[BEGIN Source records]
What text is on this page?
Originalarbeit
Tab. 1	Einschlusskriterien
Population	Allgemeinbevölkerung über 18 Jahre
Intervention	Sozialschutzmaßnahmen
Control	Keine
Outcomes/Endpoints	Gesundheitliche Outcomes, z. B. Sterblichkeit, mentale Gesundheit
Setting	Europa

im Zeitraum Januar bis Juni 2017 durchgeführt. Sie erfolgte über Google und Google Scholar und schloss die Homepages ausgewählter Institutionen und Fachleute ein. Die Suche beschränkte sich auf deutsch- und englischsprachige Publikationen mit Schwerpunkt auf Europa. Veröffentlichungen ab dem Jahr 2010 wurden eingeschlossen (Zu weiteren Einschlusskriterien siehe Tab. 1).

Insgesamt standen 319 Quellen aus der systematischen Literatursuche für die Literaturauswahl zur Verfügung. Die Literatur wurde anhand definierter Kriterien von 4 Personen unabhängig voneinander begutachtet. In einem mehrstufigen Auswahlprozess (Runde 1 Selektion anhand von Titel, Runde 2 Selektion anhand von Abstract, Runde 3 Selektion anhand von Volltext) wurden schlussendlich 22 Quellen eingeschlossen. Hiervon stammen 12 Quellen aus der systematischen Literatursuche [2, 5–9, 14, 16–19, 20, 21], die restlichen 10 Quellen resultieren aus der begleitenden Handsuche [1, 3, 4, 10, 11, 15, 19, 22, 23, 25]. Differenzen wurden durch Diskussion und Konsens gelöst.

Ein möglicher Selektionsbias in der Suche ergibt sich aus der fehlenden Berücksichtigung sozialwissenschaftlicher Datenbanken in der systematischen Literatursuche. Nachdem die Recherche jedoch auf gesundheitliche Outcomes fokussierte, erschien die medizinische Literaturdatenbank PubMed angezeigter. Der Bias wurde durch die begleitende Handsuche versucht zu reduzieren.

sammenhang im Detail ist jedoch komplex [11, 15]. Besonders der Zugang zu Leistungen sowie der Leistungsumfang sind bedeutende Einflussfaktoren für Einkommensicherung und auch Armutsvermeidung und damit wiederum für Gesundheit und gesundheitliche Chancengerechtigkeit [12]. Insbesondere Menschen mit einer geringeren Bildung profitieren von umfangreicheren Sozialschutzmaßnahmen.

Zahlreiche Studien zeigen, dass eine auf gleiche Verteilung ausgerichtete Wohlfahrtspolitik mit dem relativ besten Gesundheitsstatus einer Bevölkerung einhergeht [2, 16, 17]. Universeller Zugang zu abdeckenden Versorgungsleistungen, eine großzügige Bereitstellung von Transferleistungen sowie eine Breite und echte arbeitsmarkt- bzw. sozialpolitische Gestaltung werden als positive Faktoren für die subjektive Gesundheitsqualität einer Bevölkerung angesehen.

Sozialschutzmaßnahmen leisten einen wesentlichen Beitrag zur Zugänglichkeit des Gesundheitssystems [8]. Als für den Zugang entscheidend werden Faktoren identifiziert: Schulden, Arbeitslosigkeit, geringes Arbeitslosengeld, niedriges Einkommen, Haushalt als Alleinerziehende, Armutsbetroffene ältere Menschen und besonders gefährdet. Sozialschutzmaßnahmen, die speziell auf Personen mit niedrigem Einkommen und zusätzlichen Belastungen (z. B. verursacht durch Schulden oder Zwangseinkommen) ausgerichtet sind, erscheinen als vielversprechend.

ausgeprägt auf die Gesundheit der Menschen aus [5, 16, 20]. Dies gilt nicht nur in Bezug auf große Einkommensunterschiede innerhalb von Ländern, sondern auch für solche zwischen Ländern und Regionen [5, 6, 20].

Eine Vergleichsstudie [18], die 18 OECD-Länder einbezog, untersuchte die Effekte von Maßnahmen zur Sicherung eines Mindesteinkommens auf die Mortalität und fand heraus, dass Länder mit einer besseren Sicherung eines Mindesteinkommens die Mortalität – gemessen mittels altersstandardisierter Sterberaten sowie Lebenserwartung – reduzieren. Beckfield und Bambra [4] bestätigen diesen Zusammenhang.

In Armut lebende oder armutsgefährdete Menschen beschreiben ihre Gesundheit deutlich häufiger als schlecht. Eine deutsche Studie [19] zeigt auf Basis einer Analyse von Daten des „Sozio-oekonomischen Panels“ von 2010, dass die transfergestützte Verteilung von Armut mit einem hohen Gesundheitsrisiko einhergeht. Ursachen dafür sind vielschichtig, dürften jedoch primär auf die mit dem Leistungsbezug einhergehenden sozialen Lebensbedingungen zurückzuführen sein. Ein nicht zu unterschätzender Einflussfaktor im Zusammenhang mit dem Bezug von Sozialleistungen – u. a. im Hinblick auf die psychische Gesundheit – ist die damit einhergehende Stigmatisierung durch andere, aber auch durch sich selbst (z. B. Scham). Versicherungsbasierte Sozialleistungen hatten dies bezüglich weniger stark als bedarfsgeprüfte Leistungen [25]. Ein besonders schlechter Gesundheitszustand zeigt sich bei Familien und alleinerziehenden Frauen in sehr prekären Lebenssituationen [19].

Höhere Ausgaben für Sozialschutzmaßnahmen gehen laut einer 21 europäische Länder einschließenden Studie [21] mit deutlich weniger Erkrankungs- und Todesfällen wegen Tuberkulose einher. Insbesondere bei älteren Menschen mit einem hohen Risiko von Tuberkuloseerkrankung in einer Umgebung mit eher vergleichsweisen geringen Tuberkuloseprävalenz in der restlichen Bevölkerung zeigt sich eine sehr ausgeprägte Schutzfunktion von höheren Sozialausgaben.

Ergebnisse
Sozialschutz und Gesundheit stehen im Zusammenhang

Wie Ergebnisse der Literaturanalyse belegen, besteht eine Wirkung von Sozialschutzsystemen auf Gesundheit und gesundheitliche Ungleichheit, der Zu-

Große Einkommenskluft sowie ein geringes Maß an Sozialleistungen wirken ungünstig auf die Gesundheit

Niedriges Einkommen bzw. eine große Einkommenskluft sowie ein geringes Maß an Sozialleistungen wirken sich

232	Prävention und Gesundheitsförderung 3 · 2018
[END Source records]
Exercise task — Quote each line of the listing above exactly.

Output for this task —
What text is on this page?
Originalarbeit
Tab. 1	Einschlusskriterien
Population	Allgemeinbevölkerung über 18 Jahre
Intervention	Sozialschutzmaßnahmen
Control	Keine
Outcomes/Endpoints	Gesundheitliche Outcomes, z. B. Sterblichkeit, mentale Gesundheit
Setting	Europa

im Zeitraum Januar bis Juni 2017 durchgeführt. Sie erfolgte über Google und Google Scholar und schloss die Homepages ausgewählter Institutionen und Fachleute ein. Die Suche beschränkte sich auf deutsch- und englischsprachige Publikationen mit Schwerpunkt auf Europa. Veröffentlichungen ab dem Jahr 2010 wurden eingeschlossen (Zu weiteren Einschlusskriterien siehe Tab. 1).

Insgesamt standen 319 Quellen aus der systematischen Literatursuche für die Literaturauswahl zur Verfügung. Die Literatur wurde anhand definierter Kriterien von 4 Personen unabhängig voneinander begutachtet. In einem mehrstufigen Auswahlprozess (Runde 1 Selektion anhand von Titel, Runde 2 Selektion anhand von Abstract, Runde 3 Selektion anhand von Volltext) wurden schlussendlich 22 Quellen eingeschlossen. Hiervon stammen 12 Quellen aus der systematischen Literatursuche [2, 5–9, 14, 16–19, 20, 21], die restlichen 10 Quellen resultieren aus der begleitenden Handsuche [1, 3, 4, 10, 11, 15, 19, 22, 23, 25]. Differenzen wurden durch Diskussion und Konsens gelöst.

Ein möglicher Selektionsbias in der Suche ergibt sich aus der fehlenden Berücksichtigung sozialwissenschaftlicher Datenbanken in der systematischen Literatursuche. Nachdem die Recherche jedoch auf gesundheitliche Outcomes fokussierte, erschien die medizinische Literaturdatenbank PubMed angezeigter. Der Bias wurde durch die begleitende Handsuche versucht zu reduzieren.

sammenhang im Detail ist jedoch komplex [11, 15]. Besonders der Zugang zu Leistungen sowie der Leistungsumfang sind bedeutende Einflussfaktoren für Einkommensicherung und auch Armutsvermeidung und damit wiederum für Gesundheit und gesundheitliche Chancengerechtigkeit [12]. Insbesondere Menschen mit einer geringeren Bildung profitieren von umfangreicheren Sozialschutzmaßnahmen.

Zahlreiche Studien zeigen, dass eine auf gleiche Verteilung ausgerichtete Wohlfahrtspolitik mit dem relativ besten Gesundheitsstatus einer Bevölkerung einhergeht [2, 16, 17]. Universeller Zugang zu abdeckenden Versorgungsleistungen, eine großzügige Bereitstellung von Transferleistungen sowie eine Breite und echte arbeitsmarkt- bzw. sozialpolitische Gestaltung werden als positive Faktoren für die subjektive Gesundheitsqualität einer Bevölkerung angesehen.

Sozialschutzmaßnahmen leisten einen wesentlichen Beitrag zur Zugänglichkeit des Gesundheitssystems [8]. Als für den Zugang entscheidend werden Faktoren identifiziert: Schulden, Arbeitslosigkeit, geringes Arbeitslosengeld, niedriges Einkommen, Haushalt als Alleinerziehende, Armutsbetroffene ältere Menschen und besonders gefährdet. Sozialschutzmaßnahmen, die speziell auf Personen mit niedrigem Einkommen und zusätzlichen Belastungen (z. B. verursacht durch Schulden oder Zwangseinkommen) ausgerichtet sind, erscheinen als vielversprechend.

ausgeprägt auf die Gesundheit der Menschen aus [5, 16, 20]. Dies gilt nicht nur in Bezug auf große Einkommensunterschiede innerhalb von Ländern, sondern auch für solche zwischen Ländern und Regionen [5, 6, 20].

Eine Vergleichsstudie [18], die 18 OECD-Länder einbezog, untersuchte die Effekte von Maßnahmen zur Sicherung eines Mindesteinkommens auf die Mortalität und fand heraus, dass Länder mit einer besseren Sicherung eines Mindesteinkommens die Mortalität – gemessen mittels altersstandardisierter Sterberaten sowie Lebenserwartung – reduzieren. Beckfield und Bambra [4] bestätigen diesen Zusammenhang.

In Armut lebende oder armutsgefährdete Menschen beschreiben ihre Gesundheit deutlich häufiger als schlecht. Eine deutsche Studie [19] zeigt auf Basis einer Analyse von Daten des „Sozio-oekonomischen Panels“ von 2010, dass die transfergestützte Verteilung von Armut mit einem hohen Gesundheitsrisiko einhergeht. Ursachen dafür sind vielschichtig, dürften jedoch primär auf die mit dem Leistungsbezug einhergehenden sozialen Lebensbedingungen zurückzuführen sein. Ein nicht zu unterschätzender Einflussfaktor im Zusammenhang mit dem Bezug von Sozialleistungen – u. a. im Hinblick auf die psychische Gesundheit – ist die damit einhergehende Stigmatisierung durch andere, aber auch durch sich selbst (z. B. Scham). Versicherungsbasierte Sozialleistungen hatten dies bezüglich weniger stark als bedarfsgeprüfte Leistungen [25]. Ein besonders schlechter Gesundheitszustand zeigt sich bei Familien und alleinerziehenden Frauen in sehr prekären Lebenssituationen [19].

Höhere Ausgaben für Sozialschutzmaßnahmen gehen laut einer 21 europäische Länder einschließenden Studie [21] mit deutlich weniger Erkrankungs- und Todesfällen wegen Tuberkulose einher. Insbesondere bei älteren Menschen mit einem hohen Risiko von Tuberkuloseerkrankung in einer Umgebung mit eher vergleichsweisen geringen Tuberkuloseprävalenz in der restlichen Bevölkerung zeigt sich eine sehr ausgeprägte Schutzfunktion von höheren Sozialausgaben.

Ergebnisse
Sozialschutz und Gesundheit stehen im Zusammenhang

Wie Ergebnisse der Literaturanalyse belegen, besteht eine Wirkung von Sozialschutzsystemen auf Gesundheit und gesundheitliche Ungleichheit, der Zu-

Große Einkommenskluft sowie ein geringes Maß an Sozialleistungen wirken ungünstig auf die Gesundheit

Niedriges Einkommen bzw. eine große Einkommenskluft sowie ein geringes Maß an Sozialleistungen wirken sich

232	Prävention und Gesundheitsförderung 3 · 2018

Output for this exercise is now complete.